### TASK INPUT
┌────────
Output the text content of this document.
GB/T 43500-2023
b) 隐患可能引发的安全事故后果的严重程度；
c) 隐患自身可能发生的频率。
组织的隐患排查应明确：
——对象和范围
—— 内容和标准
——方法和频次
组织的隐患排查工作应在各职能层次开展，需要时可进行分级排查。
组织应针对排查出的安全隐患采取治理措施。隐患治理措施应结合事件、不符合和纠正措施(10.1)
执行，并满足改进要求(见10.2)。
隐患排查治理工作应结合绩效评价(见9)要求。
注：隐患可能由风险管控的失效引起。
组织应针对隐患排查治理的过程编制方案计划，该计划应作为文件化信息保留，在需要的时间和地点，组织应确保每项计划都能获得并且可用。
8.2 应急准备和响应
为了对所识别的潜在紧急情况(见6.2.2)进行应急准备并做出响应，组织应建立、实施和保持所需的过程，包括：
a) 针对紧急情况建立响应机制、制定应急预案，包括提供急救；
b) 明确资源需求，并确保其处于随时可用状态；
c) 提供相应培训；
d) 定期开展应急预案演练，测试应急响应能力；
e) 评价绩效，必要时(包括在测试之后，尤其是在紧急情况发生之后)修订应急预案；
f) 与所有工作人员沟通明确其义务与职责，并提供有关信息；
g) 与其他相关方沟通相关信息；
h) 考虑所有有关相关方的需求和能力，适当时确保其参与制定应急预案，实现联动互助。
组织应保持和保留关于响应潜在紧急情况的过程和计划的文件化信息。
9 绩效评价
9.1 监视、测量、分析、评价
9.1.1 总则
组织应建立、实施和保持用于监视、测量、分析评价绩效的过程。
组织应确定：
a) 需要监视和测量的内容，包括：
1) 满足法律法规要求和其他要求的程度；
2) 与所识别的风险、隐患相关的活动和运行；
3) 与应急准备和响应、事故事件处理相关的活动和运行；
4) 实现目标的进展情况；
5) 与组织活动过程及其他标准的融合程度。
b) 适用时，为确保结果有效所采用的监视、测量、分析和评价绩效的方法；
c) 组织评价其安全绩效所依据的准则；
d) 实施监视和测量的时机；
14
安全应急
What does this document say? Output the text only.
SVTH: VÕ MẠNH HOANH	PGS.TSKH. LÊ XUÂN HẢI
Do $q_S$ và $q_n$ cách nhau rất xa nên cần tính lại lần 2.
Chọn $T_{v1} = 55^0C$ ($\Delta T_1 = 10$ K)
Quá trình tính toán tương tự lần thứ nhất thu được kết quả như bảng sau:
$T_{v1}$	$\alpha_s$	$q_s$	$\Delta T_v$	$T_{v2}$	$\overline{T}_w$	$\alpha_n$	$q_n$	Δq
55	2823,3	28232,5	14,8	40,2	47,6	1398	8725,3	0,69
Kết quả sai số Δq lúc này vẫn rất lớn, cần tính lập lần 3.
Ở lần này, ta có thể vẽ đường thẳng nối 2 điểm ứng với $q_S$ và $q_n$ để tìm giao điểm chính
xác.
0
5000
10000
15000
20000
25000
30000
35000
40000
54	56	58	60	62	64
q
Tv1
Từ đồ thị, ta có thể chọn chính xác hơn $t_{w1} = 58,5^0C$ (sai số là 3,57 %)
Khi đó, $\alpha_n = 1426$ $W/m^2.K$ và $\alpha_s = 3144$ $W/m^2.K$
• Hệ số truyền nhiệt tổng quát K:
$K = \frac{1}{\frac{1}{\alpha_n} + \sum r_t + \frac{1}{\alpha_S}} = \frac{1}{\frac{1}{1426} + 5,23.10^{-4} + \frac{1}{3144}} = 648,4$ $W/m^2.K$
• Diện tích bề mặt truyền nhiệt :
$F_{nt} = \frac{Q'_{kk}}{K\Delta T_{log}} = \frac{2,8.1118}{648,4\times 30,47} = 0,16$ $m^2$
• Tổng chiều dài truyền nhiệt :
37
└────────
Transcribe all of the entries without altering anything.

### EXERCISE ANSWER
Output the text content of this document.
GB/T 43500-2023
b) 隐患可能引发的安全事故后果的严重程度；
c) 隐患自身可能发生的频率。
组织的隐患排查应明确：
——对象和范围
—— 内容和标准
——方法和频次
组织的隐患排查工作应在各职能层次开展，需要时可进行分级排查。
组织应针对排查出的安全隐患采取治理措施。隐患治理措施应结合事件、不符合和纠正措施(10.1)
执行，并满足改进要求(见10.2)。
隐患排查治理工作应结合绩效评价(见9)要求。
注：隐患可能由风险管控的失效引起。
组织应针对隐患排查治理的过程编制方案计划，该计划应作为文件化信息保留，在需要的时间和地点，组织应确保每项计划都能获得并且可用。
8.2 应急准备和响应
为了对所识别的潜在紧急情况(见6.2.2)进行应急准备并做出响应，组织应建立、实施和保持所需的过程，包括：
a) 针对紧急情况建立响应机制、制定应急预案，包括提供急救；
b) 明确资源需求，并确保其处于随时可用状态；
c) 提供相应培训；
d) 定期开展应急预案演练，测试应急响应能力；
e) 评价绩效，必要时(包括在测试之后，尤其是在紧急情况发生之后)修订应急预案；
f) 与所有工作人员沟通明确其义务与职责，并提供有关信息；
g) 与其他相关方沟通相关信息；
h) 考虑所有有关相关方的需求和能力，适当时确保其参与制定应急预案，实现联动互助。
组织应保持和保留关于响应潜在紧急情况的过程和计划的文件化信息。
9 绩效评价
9.1 监视、测量、分析、评价
9.1.1 总则
组织应建立、实施和保持用于监视、测量、分析评价绩效的过程。
组织应确定：
a) 需要监视和测量的内容，包括：
1) 满足法律法规要求和其他要求的程度；
2) 与所识别的风险、隐患相关的活动和运行；
3) 与应急准备和响应、事故事件处理相关的活动和运行；
4) 实现目标的进展情况；
5) 与组织活动过程及其他标准的融合程度。
b) 适用时，为确保结果有效所采用的监视、测量、分析和评价绩效的方法；
c) 组织评价其安全绩效所依据的准则；
d) 实施监视和测量的时机；
14
安全应急
What does this document say? Output the text only.
SVTH: VÕ MẠNH HOANH	PGS.TSKH. LÊ XUÂN HẢI
Do $q_S$ và $q_n$ cách nhau rất xa nên cần tính lại lần 2.
Chọn $T_{v1} = 55^0C$ ($\Delta T_1 = 10$ K)
Quá trình tính toán tương tự lần thứ nhất thu được kết quả như bảng sau:
$T_{v1}$	$\alpha_s$	$q_s$	$\Delta T_v$	$T_{v2}$	$\overline{T}_w$	$\alpha_n$	$q_n$	Δq
55	2823,3	28232,5	14,8	40,2	47,6	1398	8725,3	0,69
Kết quả sai số Δq lúc này vẫn rất lớn, cần tính lập lần 3.
Ở lần này, ta có thể vẽ đường thẳng nối 2 điểm ứng với $q_S$ và $q_n$ để tìm giao điểm chính
xác.
0
5000
10000
15000
20000
25000
30000
35000
40000
54	56	58	60	62	64
q
Tv1
Từ đồ thị, ta có thể chọn chính xác hơn $t_{w1} = 58,5^0C$ (sai số là 3,57 %)
Khi đó, $\alpha_n = 1426$ $W/m^2.K$ và $\alpha_s = 3144$ $W/m^2.K$
• Hệ số truyền nhiệt tổng quát K:
$K = \frac{1}{\frac{1}{\alpha_n} + \sum r_t + \frac{1}{\alpha_S}} = \frac{1}{\frac{1}{1426} + 5,23.10^{-4} + \frac{1}{3144}} = 648,4$ $W/m^2.K$
• Diện tích bề mặt truyền nhiệt :
$F_{nt} = \frac{Q'_{kk}}{K\Delta T_{log}} = \frac{2,8.1118}{648,4\times 30,47} = 0,16$ $m^2$
• Tổng chiều dài truyền nhiệt :
37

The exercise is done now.